- _Task instructions_
Locate the lines of the listing below that hold "Employees", then copy each of them.
------ Exercise inputs ------
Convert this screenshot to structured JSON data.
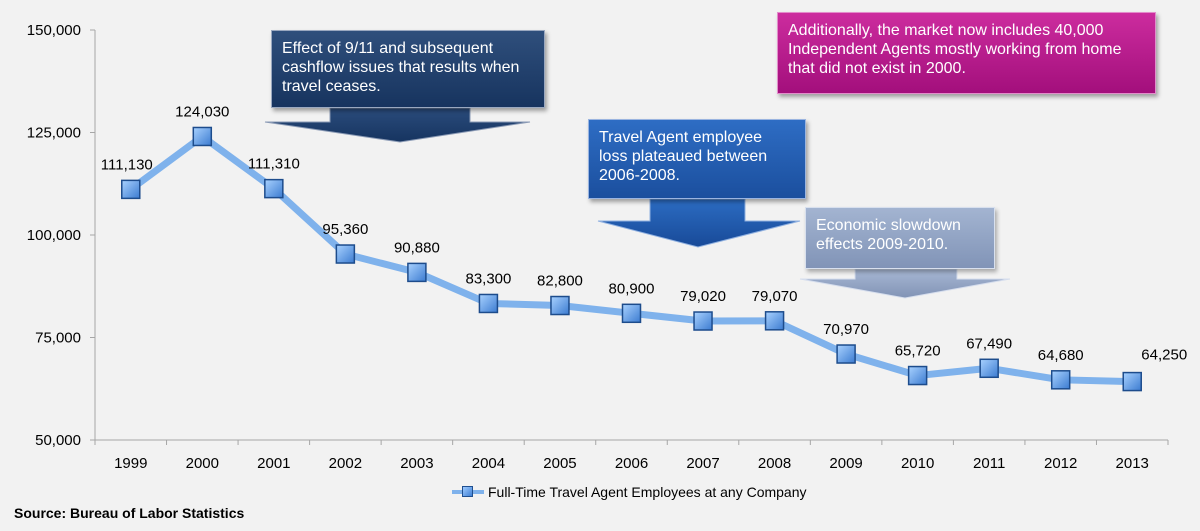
{
  "chart_data": {
    "type": "line",
    "categories": [
      "1999",
      "2000",
      "2001",
      "2002",
      "2003",
      "2004",
      "2005",
      "2006",
      "2007",
      "2008",
      "2009",
      "2010",
      "2011",
      "2012",
      "2013"
    ],
    "series": [
      {
        "name": "Full-Time Travel Agent Employees at any Company",
        "values": [
          111130,
          124030,
          111310,
          95360,
          90880,
          83300,
          82800,
          80900,
          79020,
          79070,
          70970,
          65720,
          67490,
          64680,
          64250
        ],
        "color": "#7fb2ec",
        "marker_color": "#4a8fe0"
      }
    ],
    "data_labels": [
      "111,130",
      "124,030",
      "111,310",
      "95,360",
      "90,880",
      "83,300",
      "82,800",
      "80,900",
      "79,020",
      "79,070",
      "70,970",
      "65,720",
      "67,490",
      "64,680",
      "64,250"
    ],
    "ylim": [
      50000,
      150000
    ],
    "yticks": [
      50000,
      75000,
      100000,
      125000,
      150000
    ],
    "ytick_labels": [
      "50,000",
      "75,000",
      "100,000",
      "125,000",
      "150,000"
    ],
    "grid": false,
    "legend_position": "bottom"
  },
  "annotations": {
    "effect_911": [
      "Effect of  9/11 and subsequent",
      "cashflow issues that results when",
      "travel ceases."
    ],
    "plateau": [
      "Travel Agent employee",
      "loss plateaued between",
      "2006-2008."
    ],
    "slowdown": [
      "Economic slowdown",
      "effects 2009-2010."
    ],
    "independent_agents": [
      "Additionally, the market now includes 40,000",
      "Independent Agents mostly working from home",
      "that did not exist in 2000."
    ]
  },
  "legend": {
    "label": "Full-Time Travel Agent Employees at any Company"
  },
  "source": "Source: Bureau of Labor Statistics"
}
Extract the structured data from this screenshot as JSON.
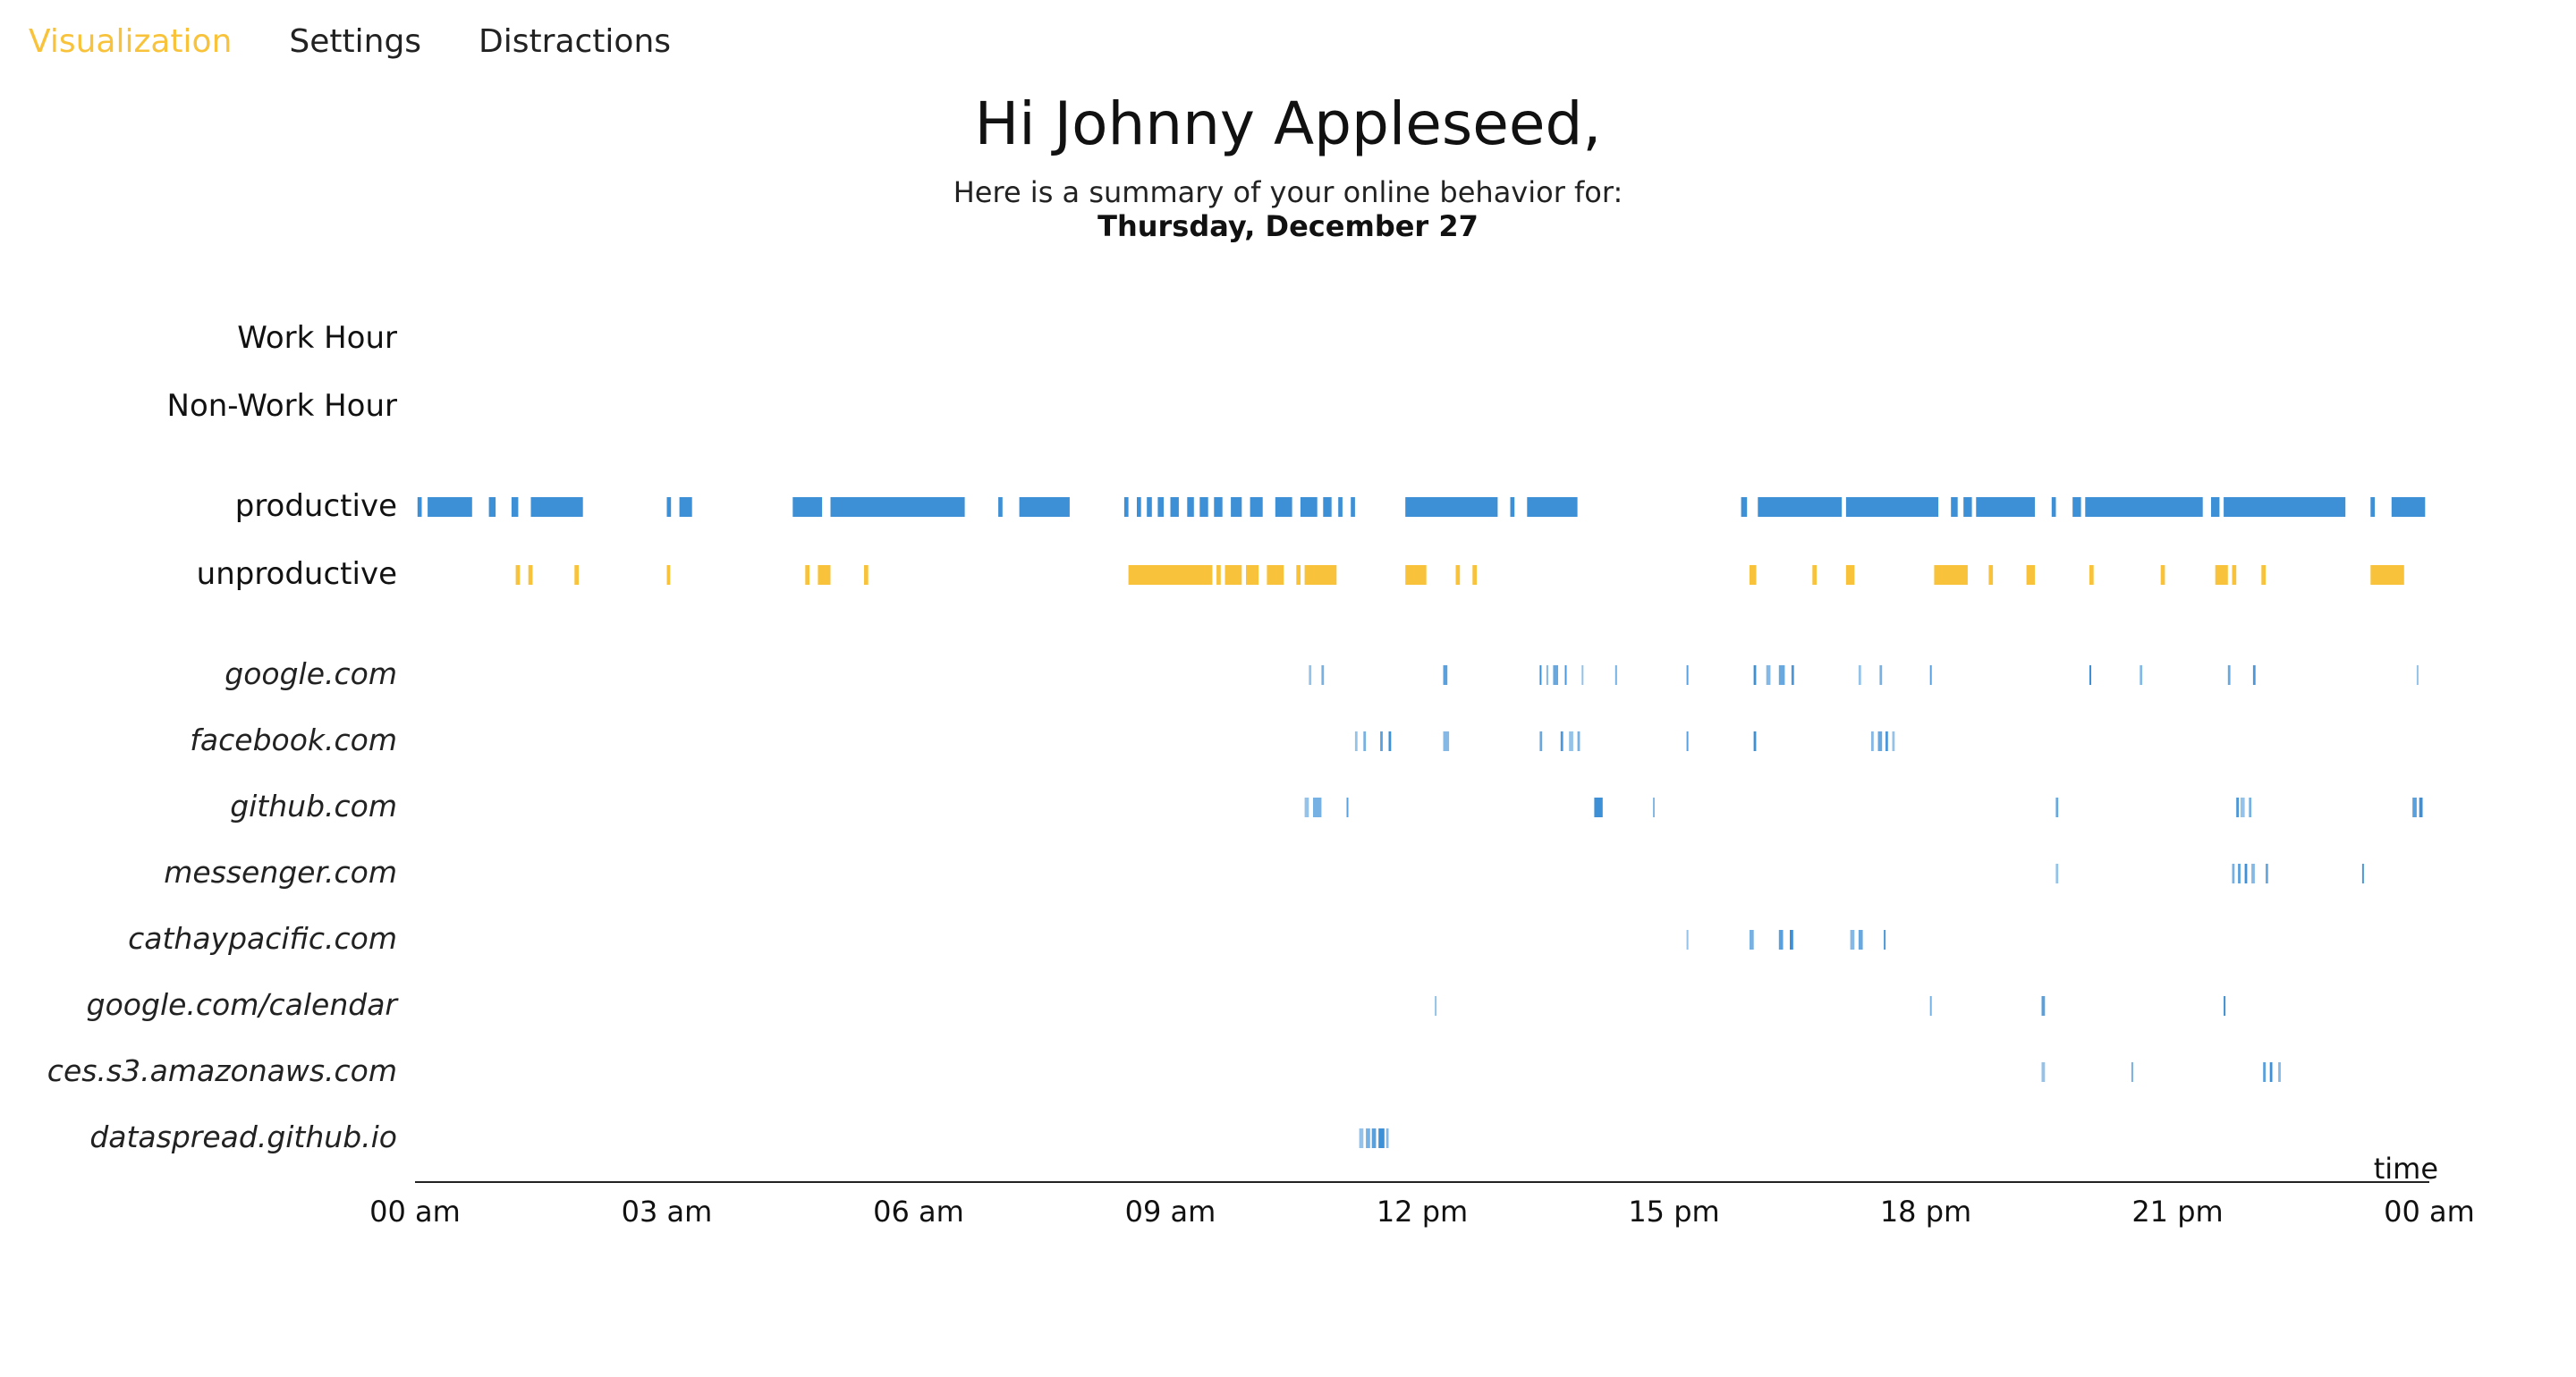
{
  "nav": [
    {
      "label": "Visualization",
      "active": true
    },
    {
      "label": "Settings",
      "active": false
    },
    {
      "label": "Distractions",
      "active": false
    }
  ],
  "header": {
    "greeting": "Hi Johnny Appleseed,",
    "subtitle": "Here is a summary of your online behavior for:",
    "date": "Thursday, December 27"
  },
  "colors": {
    "productive": "#3d8fd6",
    "unproductive": "#f8c33b",
    "accent": "#f8c33b",
    "axis": "#222222"
  },
  "chart_data": {
    "type": "timeline",
    "xlabel": "time",
    "xlim": [
      0,
      24
    ],
    "xticks": [
      "00 am",
      "03 am",
      "06 am",
      "09 am",
      "12 pm",
      "15 pm",
      "18 pm",
      "21 pm",
      "00 am"
    ],
    "rows": [
      {
        "label": "Work Hour",
        "style": "cat",
        "color": "productive",
        "events": []
      },
      {
        "label": "Non-Work Hour",
        "style": "cat",
        "color": "productive",
        "events": []
      },
      {
        "label": "productive",
        "style": "cat",
        "color": "productive",
        "events": [
          [
            0.03,
            0.08
          ],
          [
            0.15,
            0.68
          ],
          [
            0.88,
            0.96
          ],
          [
            1.15,
            1.23
          ],
          [
            1.38,
            2.0
          ],
          [
            3.0,
            3.05
          ],
          [
            3.15,
            3.3
          ],
          [
            4.5,
            4.85
          ],
          [
            4.95,
            6.55
          ],
          [
            6.95,
            7.0
          ],
          [
            7.2,
            7.8
          ],
          [
            8.45,
            8.5
          ],
          [
            8.6,
            8.65
          ],
          [
            8.72,
            8.78
          ],
          [
            8.85,
            8.92
          ],
          [
            9.0,
            9.1
          ],
          [
            9.2,
            9.28
          ],
          [
            9.35,
            9.45
          ],
          [
            9.52,
            9.62
          ],
          [
            9.72,
            9.85
          ],
          [
            9.95,
            10.1
          ],
          [
            10.25,
            10.45
          ],
          [
            10.55,
            10.75
          ],
          [
            10.82,
            10.92
          ],
          [
            11.0,
            11.05
          ],
          [
            11.15,
            11.2
          ],
          [
            11.8,
            12.9
          ],
          [
            13.05,
            13.1
          ],
          [
            13.25,
            13.85
          ],
          [
            15.8,
            15.87
          ],
          [
            16.0,
            17.0
          ],
          [
            17.05,
            18.15
          ],
          [
            18.3,
            18.38
          ],
          [
            18.45,
            18.55
          ],
          [
            18.6,
            19.3
          ],
          [
            19.5,
            19.55
          ],
          [
            19.75,
            19.85
          ],
          [
            19.9,
            21.3
          ],
          [
            21.4,
            21.5
          ],
          [
            21.55,
            23.0
          ],
          [
            23.3,
            23.35
          ],
          [
            23.55,
            23.95
          ]
        ]
      },
      {
        "label": "unproductive",
        "style": "cat",
        "color": "unproductive",
        "events": [
          [
            1.2,
            1.25
          ],
          [
            1.35,
            1.4
          ],
          [
            1.9,
            1.95
          ],
          [
            3.0,
            3.04
          ],
          [
            4.65,
            4.7
          ],
          [
            4.8,
            4.95
          ],
          [
            5.35,
            5.4
          ],
          [
            8.5,
            9.5
          ],
          [
            9.55,
            9.6
          ],
          [
            9.65,
            9.85
          ],
          [
            9.9,
            10.05
          ],
          [
            10.15,
            10.35
          ],
          [
            10.5,
            10.55
          ],
          [
            10.6,
            10.98
          ],
          [
            11.8,
            12.05
          ],
          [
            12.4,
            12.45
          ],
          [
            12.6,
            12.65
          ],
          [
            15.9,
            15.98
          ],
          [
            16.65,
            16.7
          ],
          [
            17.05,
            17.15
          ],
          [
            18.1,
            18.5
          ],
          [
            18.75,
            18.8
          ],
          [
            19.2,
            19.3
          ],
          [
            19.95,
            20.0
          ],
          [
            20.8,
            20.85
          ],
          [
            21.45,
            21.6
          ],
          [
            21.65,
            21.7
          ],
          [
            22.0,
            22.05
          ],
          [
            23.3,
            23.7
          ]
        ]
      },
      {
        "label": "google.com",
        "style": "site",
        "color": "productive",
        "events": [
          [
            10.65,
            10.68
          ],
          [
            10.8,
            10.83
          ],
          [
            12.25,
            12.3
          ],
          [
            13.4,
            13.42
          ],
          [
            13.48,
            13.5
          ],
          [
            13.56,
            13.62
          ],
          [
            13.7,
            13.72
          ],
          [
            13.9,
            13.92
          ],
          [
            14.3,
            14.32
          ],
          [
            15.15,
            15.17
          ],
          [
            15.95,
            15.98
          ],
          [
            16.1,
            16.15
          ],
          [
            16.25,
            16.32
          ],
          [
            16.4,
            16.43
          ],
          [
            17.2,
            17.23
          ],
          [
            17.45,
            17.48
          ],
          [
            18.05,
            18.07
          ],
          [
            19.95,
            19.97
          ],
          [
            20.55,
            20.58
          ],
          [
            21.6,
            21.63
          ],
          [
            21.9,
            21.93
          ],
          [
            23.85,
            23.87
          ]
        ]
      },
      {
        "label": "facebook.com",
        "style": "site",
        "color": "productive",
        "events": [
          [
            11.2,
            11.23
          ],
          [
            11.3,
            11.33
          ],
          [
            11.5,
            11.53
          ],
          [
            11.6,
            11.63
          ],
          [
            12.25,
            12.32
          ],
          [
            13.4,
            13.43
          ],
          [
            13.65,
            13.68
          ],
          [
            13.75,
            13.8
          ],
          [
            13.85,
            13.88
          ],
          [
            15.15,
            15.17
          ],
          [
            15.95,
            15.98
          ],
          [
            17.35,
            17.38
          ],
          [
            17.43,
            17.48
          ],
          [
            17.52,
            17.55
          ],
          [
            17.6,
            17.63
          ]
        ]
      },
      {
        "label": "github.com",
        "style": "site",
        "color": "productive",
        "events": [
          [
            10.6,
            10.65
          ],
          [
            10.7,
            10.8
          ],
          [
            11.1,
            11.12
          ],
          [
            14.05,
            14.15
          ],
          [
            14.75,
            14.77
          ],
          [
            19.55,
            19.58
          ],
          [
            21.7,
            21.73
          ],
          [
            21.75,
            21.8
          ],
          [
            21.85,
            21.88
          ],
          [
            23.8,
            23.85
          ],
          [
            23.88,
            23.92
          ]
        ]
      },
      {
        "label": "messenger.com",
        "style": "site",
        "color": "productive",
        "events": [
          [
            19.55,
            19.58
          ],
          [
            21.65,
            21.68
          ],
          [
            21.72,
            21.75
          ],
          [
            21.8,
            21.83
          ],
          [
            21.88,
            21.92
          ],
          [
            22.05,
            22.08
          ],
          [
            23.2,
            23.22
          ]
        ]
      },
      {
        "label": "cathaypacific.com",
        "style": "site",
        "color": "productive",
        "events": [
          [
            15.15,
            15.17
          ],
          [
            15.9,
            15.95
          ],
          [
            16.25,
            16.3
          ],
          [
            16.38,
            16.42
          ],
          [
            17.1,
            17.15
          ],
          [
            17.2,
            17.25
          ],
          [
            17.5,
            17.52
          ]
        ]
      },
      {
        "label": "google.com/calendar",
        "style": "site",
        "color": "productive",
        "events": [
          [
            12.15,
            12.17
          ],
          [
            18.05,
            18.07
          ],
          [
            19.38,
            19.42
          ],
          [
            21.55,
            21.57
          ]
        ]
      },
      {
        "label": "ces.s3.amazonaws.com",
        "style": "site",
        "color": "productive",
        "events": [
          [
            19.38,
            19.42
          ],
          [
            20.45,
            20.47
          ],
          [
            22.02,
            22.05
          ],
          [
            22.1,
            22.13
          ],
          [
            22.2,
            22.23
          ]
        ]
      },
      {
        "label": "dataspread.github.io",
        "style": "site",
        "color": "productive",
        "events": [
          [
            11.25,
            11.3
          ],
          [
            11.33,
            11.38
          ],
          [
            11.4,
            11.45
          ],
          [
            11.48,
            11.55
          ],
          [
            11.57,
            11.6
          ]
        ]
      }
    ]
  }
}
------
- _Expected answer_
        "name": "Full-Time Travel Agent Employees at any Company",
    "label": "Full-Time Travel Agent Employees at any Company"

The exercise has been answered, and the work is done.